• WHAT YOU ARE ASKED TO DO
Repeat each record exactly as written, and drop any images.

— START —

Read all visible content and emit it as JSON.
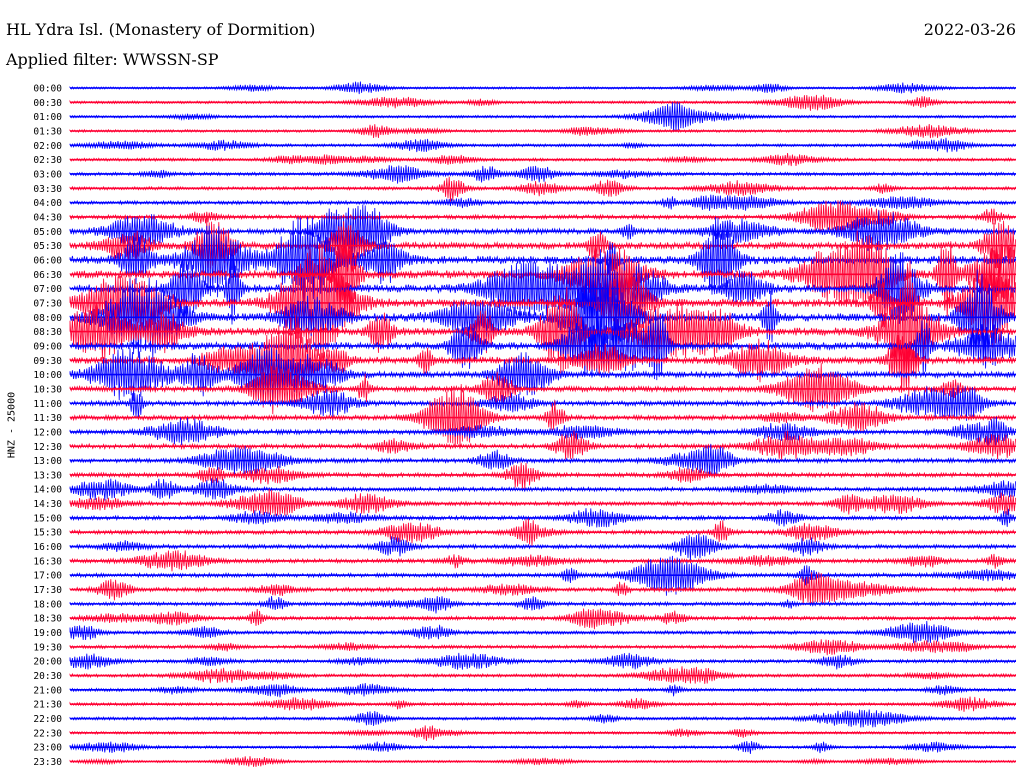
{
  "header": {
    "title": "HL Ydra Isl. (Monastery of Dormition)",
    "date": "2022-03-26",
    "filter": "Applied filter: WWSSN-SP"
  },
  "colors": {
    "blue": "#0000ff",
    "red": "#ff0033"
  },
  "chart_data": {
    "type": "line",
    "title": "HL Ydra Isl. (Monastery of Dormition)",
    "ylabel": "HNZ - 25000",
    "row_labels": [
      "00:00",
      "00:30",
      "01:00",
      "01:30",
      "02:00",
      "02:30",
      "03:00",
      "03:30",
      "04:00",
      "04:30",
      "05:00",
      "05:30",
      "06:00",
      "06:30",
      "07:00",
      "07:30",
      "08:00",
      "08:30",
      "09:00",
      "09:30",
      "10:00",
      "10:30",
      "11:00",
      "11:30",
      "12:00",
      "12:30",
      "13:00",
      "13:30",
      "14:00",
      "14:30",
      "15:00",
      "15:30",
      "16:00",
      "16:30",
      "17:00",
      "17:30",
      "18:00",
      "18:30",
      "19:00",
      "19:30",
      "20:00",
      "20:30",
      "21:00",
      "21:30",
      "22:00",
      "22:30",
      "23:00",
      "23:30"
    ],
    "row_activity": [
      0.15,
      0.2,
      0.2,
      0.2,
      0.25,
      0.25,
      0.3,
      0.3,
      0.35,
      0.4,
      0.6,
      0.8,
      1.0,
      1.0,
      1.0,
      1.0,
      1.0,
      0.95,
      0.9,
      0.8,
      0.7,
      0.6,
      0.55,
      0.5,
      0.5,
      0.5,
      0.45,
      0.45,
      0.4,
      0.4,
      0.4,
      0.4,
      0.4,
      0.4,
      0.4,
      0.4,
      0.35,
      0.35,
      0.3,
      0.3,
      0.3,
      0.3,
      0.25,
      0.25,
      0.25,
      0.2,
      0.2,
      0.15
    ],
    "legend": "none"
  }
}
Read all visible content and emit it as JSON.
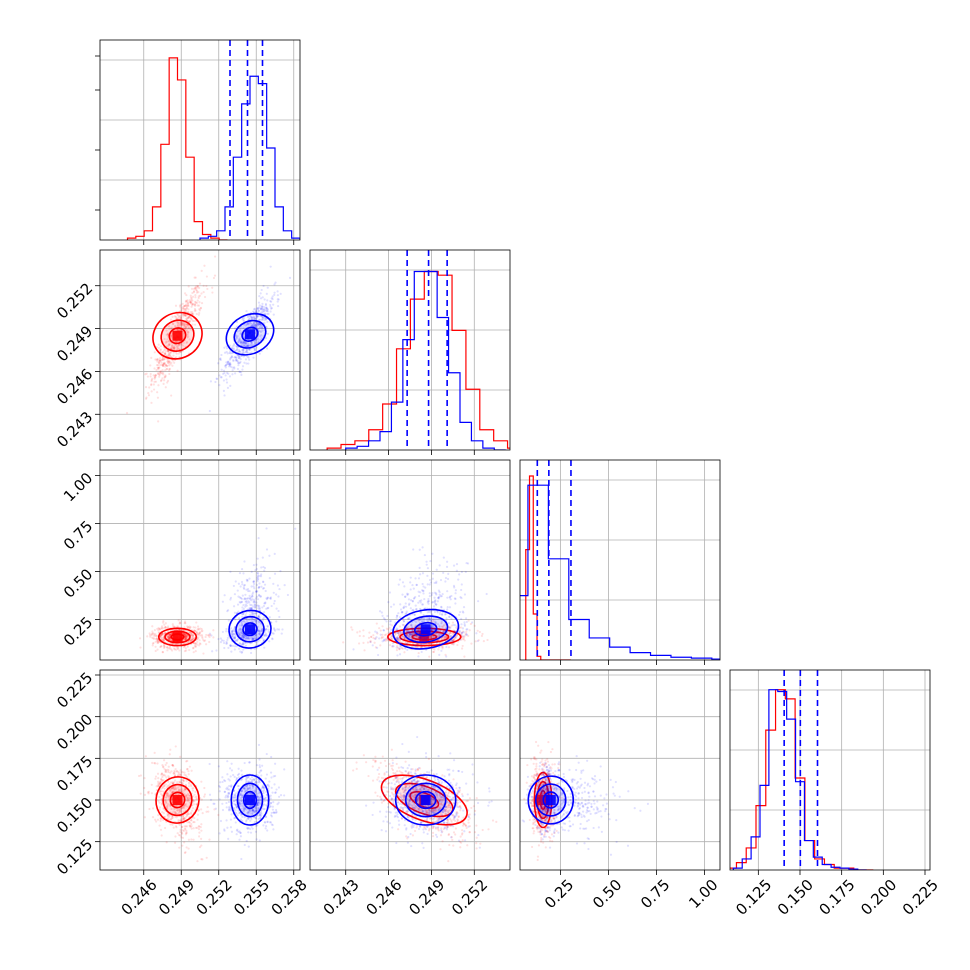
{
  "colors": {
    "series_a": "#ff0000",
    "series_b": "#0000ff",
    "grid": "#b0b0b0"
  },
  "chart_data": {
    "type": "corner",
    "grid": true,
    "n_params": 4,
    "param_ranges": [
      [
        0.2425,
        0.2585
      ],
      [
        0.2405,
        0.2545
      ],
      [
        0.04,
        1.08
      ],
      [
        0.108,
        0.228
      ]
    ],
    "tick_labels": [
      [
        "0.246",
        "0.249",
        "0.252",
        "0.255",
        "0.258"
      ],
      [
        "0.243",
        "0.246",
        "0.249",
        "0.252"
      ],
      [
        "0.25",
        "0.50",
        "0.75",
        "1.00"
      ],
      [
        "0.125",
        "0.150",
        "0.175",
        "0.200",
        "0.225"
      ]
    ],
    "series": [
      {
        "color": "red",
        "means": [
          0.2487,
          0.2485,
          0.16,
          0.15
        ],
        "sds": [
          0.001,
          0.0017,
          0.03,
          0.011
        ],
        "corr": [
          [
            0,
            1,
            0.85
          ],
          [
            0,
            3,
            -0.35
          ],
          [
            1,
            3,
            -0.6
          ]
        ],
        "hist_heights": [
          [
            0.01,
            0.02,
            0.05,
            0.18,
            0.52,
            0.99,
            0.87,
            0.45,
            0.1,
            0.03,
            0.01,
            0.0
          ],
          [
            0.01,
            0.03,
            0.05,
            0.11,
            0.25,
            0.55,
            0.82,
            0.97,
            0.95,
            0.65,
            0.33,
            0.11,
            0.05,
            0.01
          ],
          [
            0.6,
            1.0,
            0.25,
            0.02,
            0.0,
            0.0,
            0.0,
            0.0,
            0.0,
            0.0,
            0.0,
            0.0
          ],
          [
            0.01,
            0.04,
            0.12,
            0.35,
            0.76,
            0.98,
            0.93,
            0.5,
            0.16,
            0.06,
            0.03,
            0.01,
            0.01,
            0.0,
            0.0
          ]
        ]
      },
      {
        "color": "blue",
        "means": [
          0.2545,
          0.2486,
          0.2,
          0.15
        ],
        "sds": [
          0.001,
          0.0014,
          0.075,
          0.01
        ],
        "corr": [
          [
            0,
            1,
            0.8
          ],
          [
            0,
            2,
            0.3
          ],
          [
            1,
            2,
            0.25
          ],
          [
            2,
            3,
            -0.1
          ]
        ],
        "hist_heights": [
          [
            0.01,
            0.02,
            0.05,
            0.18,
            0.45,
            0.74,
            0.89,
            0.85,
            0.5,
            0.18,
            0.05,
            0.01
          ],
          [
            0.01,
            0.02,
            0.05,
            0.1,
            0.26,
            0.6,
            0.97,
            0.97,
            0.72,
            0.42,
            0.15,
            0.05,
            0.01,
            0.0
          ],
          [
            0.35,
            0.95,
            0.55,
            0.22,
            0.12,
            0.07,
            0.04,
            0.025,
            0.015,
            0.01,
            0.005,
            0.0
          ],
          [
            0.01,
            0.06,
            0.18,
            0.46,
            0.98,
            0.97,
            0.82,
            0.48,
            0.16,
            0.07,
            0.03,
            0.015,
            0.01,
            0.005,
            0.0
          ]
        ]
      }
    ],
    "quantile_lines": [
      {
        "param": 0,
        "values": [
          0.2529,
          0.2543,
          0.2555
        ],
        "color": "blue"
      },
      {
        "param": 1,
        "values": [
          0.2473,
          0.2488,
          0.2501
        ],
        "color": "blue"
      },
      {
        "param": 2,
        "values": [
          0.13,
          0.19,
          0.305
        ],
        "color": "blue"
      },
      {
        "param": 3,
        "values": [
          0.1405,
          0.1502,
          0.1605
        ],
        "color": "blue"
      }
    ]
  }
}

— END —

• EXERCISE OUTPUT
Read all visible content and emit it as JSON.
{
  "header": {
    "title": "HL Ydra Isl. (Monastery of Dormition)",
    "date": "2022-03-26",
    "filter": "Applied filter: WWSSN-SP"
  },
  "colors": {
    "blue": "#0000ff",
    "red": "#ff0033"
  },
  "chart_data": {
    "type": "line",
    "title": "HL Ydra Isl. (Monastery of Dormition)",
    "ylabel": "HNZ - 25000",
    "row_labels": [
      "00:00",
      "00:30",
      "01:00",
      "01:30",
      "02:00",
      "02:30",
      "03:00",
      "03:30",
      "04:00",
      "04:30",
      "05:00",
      "05:30",
      "06:00",
      "06:30",
      "07:00",
      "07:30",
      "08:00",
      "08:30",
      "09:00",
      "09:30",
      "10:00",
      "10:30",
      "11:00",
      "11:30",
      "12:00",
      "12:30",
      "13:00",
      "13:30",
      "14:00",
      "14:30",
      "15:00",
      "15:30",
      "16:00",
      "16:30",
      "17:00",
      "17:30",
      "18:00",
      "18:30",
      "19:00",
      "19:30",
      "20:00",
      "20:30",
      "21:00",
      "21:30",
      "22:00",
      "22:30",
      "23:00",
      "23:30"
    ],
    "row_activity": [
      0.15,
      0.2,
      0.2,
      0.2,
      0.25,
      0.25,
      0.3,
      0.3,
      0.35,
      0.4,
      0.6,
      0.8,
      1.0,
      1.0,
      1.0,
      1.0,
      1.0,
      0.95,
      0.9,
      0.8,
      0.7,
      0.6,
      0.55,
      0.5,
      0.5,
      0.5,
      0.45,
      0.45,
      0.4,
      0.4,
      0.4,
      0.4,
      0.4,
      0.4,
      0.4,
      0.4,
      0.35,
      0.35,
      0.3,
      0.3,
      0.3,
      0.3,
      0.25,
      0.25,
      0.25,
      0.2,
      0.2,
      0.15
    ],
    "legend": "none"
  }
}
Read all visible content and emit it as JSON.
{
  "colors": {
    "series_a": "#ff0000",
    "series_b": "#0000ff",
    "grid": "#b0b0b0"
  },
  "chart_data": {
    "type": "corner",
    "grid": true,
    "n_params": 4,
    "param_ranges": [
      [
        0.2425,
        0.2585
      ],
      [
        0.2405,
        0.2545
      ],
      [
        0.04,
        1.08
      ],
      [
        0.108,
        0.228
      ]
    ],
    "tick_labels": [
      [
        "0.246",
        "0.249",
        "0.252",
        "0.255",
        "0.258"
      ],
      [
        "0.243",
        "0.246",
        "0.249",
        "0.252"
      ],
      [
        "0.25",
        "0.50",
        "0.75",
        "1.00"
      ],
      [
        "0.125",
        "0.150",
        "0.175",
        "0.200",
        "0.225"
      ]
    ],
    "series": [
      {
        "color": "red",
        "means": [
          0.2487,
          0.2485,
          0.16,
          0.15
        ],
        "sds": [
          0.001,
          0.0017,
          0.03,
          0.011
        ],
        "corr": [
          [
            0,
            1,
            0.85
          ],
          [
            0,
            3,
            -0.35
          ],
          [
            1,
            3,
            -0.6
          ]
        ],
        "hist_heights": [
          [
            0.01,
            0.02,
            0.05,
            0.18,
            0.52,
            0.99,
            0.87,
            0.45,
            0.1,
            0.03,
            0.01,
            0.0
          ],
          [
            0.01,
            0.03,
            0.05,
            0.11,
            0.25,
            0.55,
            0.82,
            0.97,
            0.95,
            0.65,
            0.33,
            0.11,
            0.05,
            0.01
          ],
          [
            0.6,
            1.0,
            0.25,
            0.02,
            0.0,
            0.0,
            0.0,
            0.0,
            0.0,
            0.0,
            0.0,
            0.0
          ],
          [
            0.01,
            0.04,
            0.12,
            0.35,
            0.76,
            0.98,
            0.93,
            0.5,
            0.16,
            0.06,
            0.03,
            0.01,
            0.01,
            0.0,
            0.0
          ]
        ]
      },
      {
        "color": "blue",
        "means": [
          0.2545,
          0.2486,
          0.2,
          0.15
        ],
        "sds": [
          0.001,
          0.0014,
          0.075,
          0.01
        ],
        "corr": [
          [
            0,
            1,
            0.8
          ],
          [
            0,
            2,
            0.3
          ],
          [
            1,
            2,
            0.25
          ],
          [
            2,
            3,
            -0.1
          ]
        ],
        "hist_heights": [
          [
            0.01,
            0.02,
            0.05,
            0.18,
            0.45,
            0.74,
            0.89,
            0.85,
            0.5,
            0.18,
            0.05,
            0.01
          ],
          [
            0.01,
            0.02,
            0.05,
            0.1,
            0.26,
            0.6,
            0.97,
            0.97,
            0.72,
            0.42,
            0.15,
            0.05,
            0.01,
            0.0
          ],
          [
            0.35,
            0.95,
            0.55,
            0.22,
            0.12,
            0.07,
            0.04,
            0.025,
            0.015,
            0.01,
            0.005,
            0.0
          ],
          [
            0.01,
            0.06,
            0.18,
            0.46,
            0.98,
            0.97,
            0.82,
            0.48,
            0.16,
            0.07,
            0.03,
            0.015,
            0.01,
            0.005,
            0.0
          ]
        ]
      }
    ],
    "quantile_lines": [
      {
        "param": 0,
        "values": [
          0.2529,
          0.2543,
          0.2555
        ],
        "color": "blue"
      },
      {
        "param": 1,
        "values": [
          0.2473,
          0.2488,
          0.2501
        ],
        "color": "blue"
      },
      {
        "param": 2,
        "values": [
          0.13,
          0.19,
          0.305
        ],
        "color": "blue"
      },
      {
        "param": 3,
        "values": [
          0.1405,
          0.1502,
          0.1605
        ],
        "color": "blue"
      }
    ]
  }
}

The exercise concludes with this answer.